◆ **Document extract**:

# # # # # # #

Case of the Missing Hare

Chuck Jones (1942)

Case of the Missing Hare is a 1942 Warner Bros. cartoon in the Merrie Melodies series, directed by Chuck Jones and starring Bugs Bunny. The short was released on December 12, 1942.

This is one of the few cartoons where Bugs Bunny does not say his catchphrase, “What’s up, Doc?”, though he does address the magician as “Doc” early in the film. It is also one of few cartoons in the character’s filmography to fall into the public domain, due to the failure of the last copyright holder, United Artists Television, to renew the original copyright within the allotted 28-year period.

Background artists Gene Fleury and John McGrew reduced most of the backgrounds to the film to patterns (stripes, zig-zags, etc.) and colored cards. The result was outlandish but Fleury recalled Leon Schlesinger congratulating them. In the theater setting of the film, these backgrounds could be rationalized to represent stage flats.

Michael S. Shull and David E. Wilt consider it ambiguous if this cartoon contained a World War II–related reference. Bugs Bunny pronounces the phrase “Of course you realize, this means war” in a gruff voice that may have been intended as an imitation of Winston Churchill, though it was also used several times in Duck Soup.

# # # # # # #

◆ **Dataset records**:
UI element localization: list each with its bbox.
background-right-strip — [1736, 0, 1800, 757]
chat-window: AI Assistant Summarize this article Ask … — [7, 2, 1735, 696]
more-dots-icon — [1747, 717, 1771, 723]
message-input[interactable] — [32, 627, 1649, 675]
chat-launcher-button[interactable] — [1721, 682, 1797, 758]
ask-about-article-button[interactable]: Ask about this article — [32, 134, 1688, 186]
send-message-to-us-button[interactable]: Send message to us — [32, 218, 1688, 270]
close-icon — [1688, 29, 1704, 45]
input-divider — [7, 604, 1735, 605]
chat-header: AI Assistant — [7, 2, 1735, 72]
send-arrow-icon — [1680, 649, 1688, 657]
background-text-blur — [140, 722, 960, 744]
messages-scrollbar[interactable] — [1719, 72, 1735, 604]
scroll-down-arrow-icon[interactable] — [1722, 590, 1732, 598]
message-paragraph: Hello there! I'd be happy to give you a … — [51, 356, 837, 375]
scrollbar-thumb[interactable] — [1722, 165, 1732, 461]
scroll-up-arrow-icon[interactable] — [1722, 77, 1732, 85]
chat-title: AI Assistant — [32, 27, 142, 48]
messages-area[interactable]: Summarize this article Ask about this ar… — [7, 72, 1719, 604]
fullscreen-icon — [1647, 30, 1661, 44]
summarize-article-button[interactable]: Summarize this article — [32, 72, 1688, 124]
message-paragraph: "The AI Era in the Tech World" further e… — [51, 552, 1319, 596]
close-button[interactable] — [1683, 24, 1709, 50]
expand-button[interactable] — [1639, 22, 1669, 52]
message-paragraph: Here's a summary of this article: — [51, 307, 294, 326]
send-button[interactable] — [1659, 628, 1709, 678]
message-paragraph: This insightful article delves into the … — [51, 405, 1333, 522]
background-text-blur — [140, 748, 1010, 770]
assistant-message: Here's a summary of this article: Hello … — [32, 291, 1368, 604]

# # # # # # #

◆ **Exercise instructions**:
From the Case of the Missing Hare text above, copy word for word the passage that begins at the words "Chuck Jones (1942)" and ends after the words "December 12, 1942.".

◆ **Result**:
Chuck Jones (1942)

Case of the Missing Hare is a 1942 Warner Bros. cartoon in the Merrie Melodies series, directed by Chuck Jones and starring Bugs Bunny. The short was released on December 12, 1942.